Given records:
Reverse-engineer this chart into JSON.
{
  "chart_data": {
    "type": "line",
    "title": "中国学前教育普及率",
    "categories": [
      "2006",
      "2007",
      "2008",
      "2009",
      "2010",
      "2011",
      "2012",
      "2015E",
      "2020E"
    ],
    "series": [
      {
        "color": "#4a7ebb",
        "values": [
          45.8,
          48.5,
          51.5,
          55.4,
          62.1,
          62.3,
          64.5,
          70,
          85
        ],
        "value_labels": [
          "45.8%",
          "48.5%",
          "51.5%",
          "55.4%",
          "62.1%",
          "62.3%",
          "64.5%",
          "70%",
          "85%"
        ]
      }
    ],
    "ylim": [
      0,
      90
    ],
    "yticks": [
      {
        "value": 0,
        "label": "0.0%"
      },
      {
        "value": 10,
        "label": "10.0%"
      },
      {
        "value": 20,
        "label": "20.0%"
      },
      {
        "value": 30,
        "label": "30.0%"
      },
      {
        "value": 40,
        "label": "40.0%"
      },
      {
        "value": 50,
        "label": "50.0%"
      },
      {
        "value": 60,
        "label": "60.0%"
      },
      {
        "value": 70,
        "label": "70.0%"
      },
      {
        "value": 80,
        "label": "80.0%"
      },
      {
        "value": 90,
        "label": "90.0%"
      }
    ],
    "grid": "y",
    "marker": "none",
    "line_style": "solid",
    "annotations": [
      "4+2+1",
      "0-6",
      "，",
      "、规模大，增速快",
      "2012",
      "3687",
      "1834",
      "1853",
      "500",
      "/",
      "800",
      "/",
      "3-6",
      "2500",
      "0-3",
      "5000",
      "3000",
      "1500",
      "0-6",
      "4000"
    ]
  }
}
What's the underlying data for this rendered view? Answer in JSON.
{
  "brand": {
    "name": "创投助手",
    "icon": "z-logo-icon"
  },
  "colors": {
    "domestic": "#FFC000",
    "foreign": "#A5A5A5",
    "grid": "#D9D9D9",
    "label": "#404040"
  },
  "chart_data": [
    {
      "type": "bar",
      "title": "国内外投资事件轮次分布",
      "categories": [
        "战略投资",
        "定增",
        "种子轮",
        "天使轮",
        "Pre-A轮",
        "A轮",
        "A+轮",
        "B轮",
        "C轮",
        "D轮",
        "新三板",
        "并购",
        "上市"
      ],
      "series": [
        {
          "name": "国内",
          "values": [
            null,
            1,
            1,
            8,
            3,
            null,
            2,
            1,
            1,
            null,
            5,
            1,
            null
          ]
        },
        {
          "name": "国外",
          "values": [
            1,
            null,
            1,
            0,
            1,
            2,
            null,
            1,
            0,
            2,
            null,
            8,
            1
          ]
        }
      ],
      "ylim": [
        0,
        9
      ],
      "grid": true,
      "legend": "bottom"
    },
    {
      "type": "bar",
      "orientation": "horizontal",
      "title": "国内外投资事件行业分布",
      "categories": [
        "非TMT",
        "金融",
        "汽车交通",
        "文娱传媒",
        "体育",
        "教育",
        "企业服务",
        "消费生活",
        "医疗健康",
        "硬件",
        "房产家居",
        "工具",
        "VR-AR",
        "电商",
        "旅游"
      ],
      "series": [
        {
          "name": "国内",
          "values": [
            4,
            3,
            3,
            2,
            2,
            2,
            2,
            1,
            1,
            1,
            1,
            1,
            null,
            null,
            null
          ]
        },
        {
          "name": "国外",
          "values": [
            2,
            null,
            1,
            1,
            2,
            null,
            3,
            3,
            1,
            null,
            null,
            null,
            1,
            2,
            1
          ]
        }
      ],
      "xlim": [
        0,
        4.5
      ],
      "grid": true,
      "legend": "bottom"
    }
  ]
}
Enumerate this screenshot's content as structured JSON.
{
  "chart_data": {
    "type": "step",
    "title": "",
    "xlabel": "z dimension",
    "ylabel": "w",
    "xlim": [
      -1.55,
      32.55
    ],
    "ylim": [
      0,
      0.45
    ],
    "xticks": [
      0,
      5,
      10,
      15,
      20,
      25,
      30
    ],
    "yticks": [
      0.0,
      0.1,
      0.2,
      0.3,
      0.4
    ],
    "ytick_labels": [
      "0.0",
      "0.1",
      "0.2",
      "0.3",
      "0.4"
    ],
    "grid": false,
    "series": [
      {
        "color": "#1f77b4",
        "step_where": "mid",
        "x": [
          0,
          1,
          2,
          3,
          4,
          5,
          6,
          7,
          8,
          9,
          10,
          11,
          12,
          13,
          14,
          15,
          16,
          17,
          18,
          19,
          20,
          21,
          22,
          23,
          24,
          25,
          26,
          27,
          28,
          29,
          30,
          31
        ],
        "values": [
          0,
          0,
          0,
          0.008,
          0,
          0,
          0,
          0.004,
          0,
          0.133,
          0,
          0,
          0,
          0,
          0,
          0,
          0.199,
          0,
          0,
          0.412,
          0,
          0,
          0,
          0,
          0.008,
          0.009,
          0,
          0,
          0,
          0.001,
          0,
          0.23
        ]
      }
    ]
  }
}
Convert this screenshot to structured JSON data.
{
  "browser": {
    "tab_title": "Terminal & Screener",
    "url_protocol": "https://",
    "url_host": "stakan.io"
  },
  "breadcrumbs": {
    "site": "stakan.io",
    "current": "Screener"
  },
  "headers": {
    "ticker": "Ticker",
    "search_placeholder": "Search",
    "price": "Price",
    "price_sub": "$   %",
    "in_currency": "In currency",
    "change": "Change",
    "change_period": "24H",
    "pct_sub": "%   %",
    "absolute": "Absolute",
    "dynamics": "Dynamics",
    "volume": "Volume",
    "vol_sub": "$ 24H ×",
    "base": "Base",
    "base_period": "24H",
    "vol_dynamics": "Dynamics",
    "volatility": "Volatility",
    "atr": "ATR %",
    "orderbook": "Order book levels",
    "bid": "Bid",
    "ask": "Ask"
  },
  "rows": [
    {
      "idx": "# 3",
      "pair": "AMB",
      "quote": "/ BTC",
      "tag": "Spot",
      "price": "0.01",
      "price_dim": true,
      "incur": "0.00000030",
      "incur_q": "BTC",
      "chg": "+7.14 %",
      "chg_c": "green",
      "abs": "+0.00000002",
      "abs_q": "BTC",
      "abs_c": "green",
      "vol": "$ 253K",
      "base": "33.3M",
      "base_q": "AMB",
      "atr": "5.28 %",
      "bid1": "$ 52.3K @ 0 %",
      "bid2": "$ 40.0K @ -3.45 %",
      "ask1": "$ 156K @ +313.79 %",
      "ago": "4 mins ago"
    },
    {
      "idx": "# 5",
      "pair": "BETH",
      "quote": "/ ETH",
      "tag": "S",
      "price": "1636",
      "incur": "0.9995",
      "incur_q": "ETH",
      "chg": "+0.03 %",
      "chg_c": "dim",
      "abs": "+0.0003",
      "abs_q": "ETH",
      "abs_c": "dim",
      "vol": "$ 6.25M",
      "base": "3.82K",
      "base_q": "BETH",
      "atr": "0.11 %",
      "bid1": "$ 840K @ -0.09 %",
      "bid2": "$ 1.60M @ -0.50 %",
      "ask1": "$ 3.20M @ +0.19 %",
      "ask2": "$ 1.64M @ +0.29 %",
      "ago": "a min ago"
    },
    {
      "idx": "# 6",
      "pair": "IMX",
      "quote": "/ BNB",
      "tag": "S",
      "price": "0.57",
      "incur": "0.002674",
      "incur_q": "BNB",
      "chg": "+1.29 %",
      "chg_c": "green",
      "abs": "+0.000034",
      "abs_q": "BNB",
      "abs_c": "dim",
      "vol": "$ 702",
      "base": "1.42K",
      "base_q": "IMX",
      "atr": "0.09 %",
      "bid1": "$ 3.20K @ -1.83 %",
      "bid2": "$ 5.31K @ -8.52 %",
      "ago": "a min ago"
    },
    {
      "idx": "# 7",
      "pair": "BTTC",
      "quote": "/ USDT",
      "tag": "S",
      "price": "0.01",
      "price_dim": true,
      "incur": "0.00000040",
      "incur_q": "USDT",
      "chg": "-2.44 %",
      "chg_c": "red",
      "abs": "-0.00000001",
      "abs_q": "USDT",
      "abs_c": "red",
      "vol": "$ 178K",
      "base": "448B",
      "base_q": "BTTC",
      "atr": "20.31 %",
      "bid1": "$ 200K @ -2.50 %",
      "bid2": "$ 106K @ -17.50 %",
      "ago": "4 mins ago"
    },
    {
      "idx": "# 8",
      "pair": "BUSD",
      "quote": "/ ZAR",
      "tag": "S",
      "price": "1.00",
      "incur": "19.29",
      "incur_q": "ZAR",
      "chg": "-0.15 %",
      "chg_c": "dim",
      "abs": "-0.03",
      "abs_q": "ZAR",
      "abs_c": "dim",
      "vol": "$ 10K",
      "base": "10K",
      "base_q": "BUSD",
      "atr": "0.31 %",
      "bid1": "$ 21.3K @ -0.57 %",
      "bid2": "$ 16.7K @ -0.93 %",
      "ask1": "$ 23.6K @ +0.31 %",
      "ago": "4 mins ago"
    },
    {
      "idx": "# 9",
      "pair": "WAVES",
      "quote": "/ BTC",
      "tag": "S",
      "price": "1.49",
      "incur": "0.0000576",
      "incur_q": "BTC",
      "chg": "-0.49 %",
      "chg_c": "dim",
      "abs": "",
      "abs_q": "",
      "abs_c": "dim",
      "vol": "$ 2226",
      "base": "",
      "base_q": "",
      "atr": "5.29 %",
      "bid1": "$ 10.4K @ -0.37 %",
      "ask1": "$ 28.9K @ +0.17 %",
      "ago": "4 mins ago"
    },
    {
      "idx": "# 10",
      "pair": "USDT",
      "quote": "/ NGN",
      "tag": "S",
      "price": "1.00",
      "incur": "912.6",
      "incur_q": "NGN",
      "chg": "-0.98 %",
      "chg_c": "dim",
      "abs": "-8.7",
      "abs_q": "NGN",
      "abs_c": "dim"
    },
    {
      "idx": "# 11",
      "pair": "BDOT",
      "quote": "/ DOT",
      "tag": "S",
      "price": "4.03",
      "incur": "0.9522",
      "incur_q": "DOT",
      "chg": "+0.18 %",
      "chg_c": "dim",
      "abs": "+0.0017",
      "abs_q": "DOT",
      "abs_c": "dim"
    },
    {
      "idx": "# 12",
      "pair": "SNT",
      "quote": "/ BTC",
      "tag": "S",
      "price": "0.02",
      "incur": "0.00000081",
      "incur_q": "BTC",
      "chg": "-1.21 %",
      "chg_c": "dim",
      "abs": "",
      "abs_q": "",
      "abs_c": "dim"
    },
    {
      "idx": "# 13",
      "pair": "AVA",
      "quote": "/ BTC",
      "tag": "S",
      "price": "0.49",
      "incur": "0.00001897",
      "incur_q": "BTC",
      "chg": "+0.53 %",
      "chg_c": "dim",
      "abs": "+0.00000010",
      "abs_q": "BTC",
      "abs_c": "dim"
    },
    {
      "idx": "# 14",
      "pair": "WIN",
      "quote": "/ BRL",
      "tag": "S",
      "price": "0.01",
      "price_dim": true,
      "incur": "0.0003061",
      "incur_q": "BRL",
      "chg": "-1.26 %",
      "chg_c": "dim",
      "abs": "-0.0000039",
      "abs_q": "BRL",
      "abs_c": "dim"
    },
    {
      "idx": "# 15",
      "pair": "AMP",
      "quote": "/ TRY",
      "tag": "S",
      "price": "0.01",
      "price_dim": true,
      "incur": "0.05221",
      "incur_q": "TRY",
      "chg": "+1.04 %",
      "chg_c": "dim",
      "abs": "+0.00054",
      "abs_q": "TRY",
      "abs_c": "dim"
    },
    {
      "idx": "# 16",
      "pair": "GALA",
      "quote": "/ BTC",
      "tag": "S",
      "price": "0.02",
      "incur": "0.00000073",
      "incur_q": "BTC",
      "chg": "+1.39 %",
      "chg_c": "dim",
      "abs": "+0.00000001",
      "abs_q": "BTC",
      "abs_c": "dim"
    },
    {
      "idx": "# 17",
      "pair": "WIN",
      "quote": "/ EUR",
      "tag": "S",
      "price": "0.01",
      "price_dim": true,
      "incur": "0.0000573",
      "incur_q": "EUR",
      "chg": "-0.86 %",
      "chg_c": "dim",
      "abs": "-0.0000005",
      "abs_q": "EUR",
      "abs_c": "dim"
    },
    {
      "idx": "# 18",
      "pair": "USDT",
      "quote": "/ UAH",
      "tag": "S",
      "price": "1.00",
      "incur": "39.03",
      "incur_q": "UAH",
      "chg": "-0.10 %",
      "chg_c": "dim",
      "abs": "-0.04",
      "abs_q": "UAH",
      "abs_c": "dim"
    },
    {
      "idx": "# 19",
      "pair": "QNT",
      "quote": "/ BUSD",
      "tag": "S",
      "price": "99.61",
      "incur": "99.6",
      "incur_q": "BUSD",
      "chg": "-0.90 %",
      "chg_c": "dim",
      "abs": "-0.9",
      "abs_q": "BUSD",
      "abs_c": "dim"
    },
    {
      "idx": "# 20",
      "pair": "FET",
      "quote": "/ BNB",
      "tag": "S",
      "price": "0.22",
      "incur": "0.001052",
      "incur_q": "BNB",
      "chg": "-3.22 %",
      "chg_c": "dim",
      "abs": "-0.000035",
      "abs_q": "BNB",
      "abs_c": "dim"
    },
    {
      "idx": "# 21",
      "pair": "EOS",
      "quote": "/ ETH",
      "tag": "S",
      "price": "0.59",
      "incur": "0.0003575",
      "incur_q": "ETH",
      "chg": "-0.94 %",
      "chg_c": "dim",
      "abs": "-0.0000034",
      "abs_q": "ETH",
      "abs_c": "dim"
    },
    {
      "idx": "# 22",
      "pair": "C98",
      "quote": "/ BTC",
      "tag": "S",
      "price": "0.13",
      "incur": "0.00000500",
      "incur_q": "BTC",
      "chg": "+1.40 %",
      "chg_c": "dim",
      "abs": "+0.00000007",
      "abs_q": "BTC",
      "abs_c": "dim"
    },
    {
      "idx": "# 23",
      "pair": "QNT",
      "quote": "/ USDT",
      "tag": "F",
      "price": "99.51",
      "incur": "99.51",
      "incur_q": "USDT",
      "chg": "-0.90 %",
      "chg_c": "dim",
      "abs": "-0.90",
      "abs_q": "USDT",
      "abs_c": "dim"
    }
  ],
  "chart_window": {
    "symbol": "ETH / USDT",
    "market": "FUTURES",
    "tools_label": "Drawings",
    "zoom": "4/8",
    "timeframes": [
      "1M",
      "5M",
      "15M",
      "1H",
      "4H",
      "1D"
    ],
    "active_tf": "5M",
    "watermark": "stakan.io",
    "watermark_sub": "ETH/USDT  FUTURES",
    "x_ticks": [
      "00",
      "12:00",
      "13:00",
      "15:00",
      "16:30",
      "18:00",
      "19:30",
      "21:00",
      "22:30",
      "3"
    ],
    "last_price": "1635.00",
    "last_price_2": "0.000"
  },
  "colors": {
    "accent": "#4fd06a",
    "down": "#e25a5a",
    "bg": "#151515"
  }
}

What to work on: Spot every line that holds "JSON" and copy it.

Correct output:
Reverse-engineer this chart into JSON.
What's the underlying data for this rendered view? Answer in JSON.
Enumerate this screenshot's content as structured JSON.
Convert this screenshot to structured JSON data.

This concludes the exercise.